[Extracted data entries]
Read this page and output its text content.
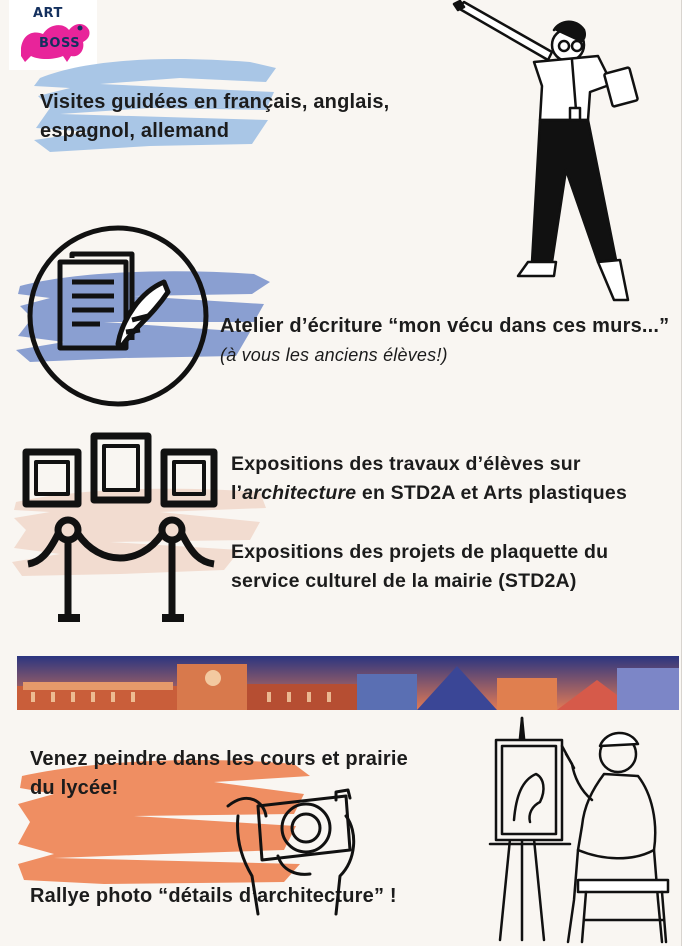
ART
BOSS
Visites guidées en français, anglais, espagnol, allemand
Atelier d’écriture “mon vécu dans ces murs...” (à vous les anciens élèves!)
Expositions des travaux d’élèves sur l’architecture en STD2A et Arts plastiques
Expositions des projets de plaquette du service culturel de la mairie (STD2A)
Venez peindre dans les cours et prairie du lycée!
Rallye photo “détails d’architecture” !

[Task requirements] Copy out every line of the material above that mentions the word "élèves".

[The result]
Atelier d’écriture “mon vécu dans ces murs...” (à vous les anciens élèves!)
Expositions des travaux d’élèves sur l’architecture en STD2A et Arts plastiques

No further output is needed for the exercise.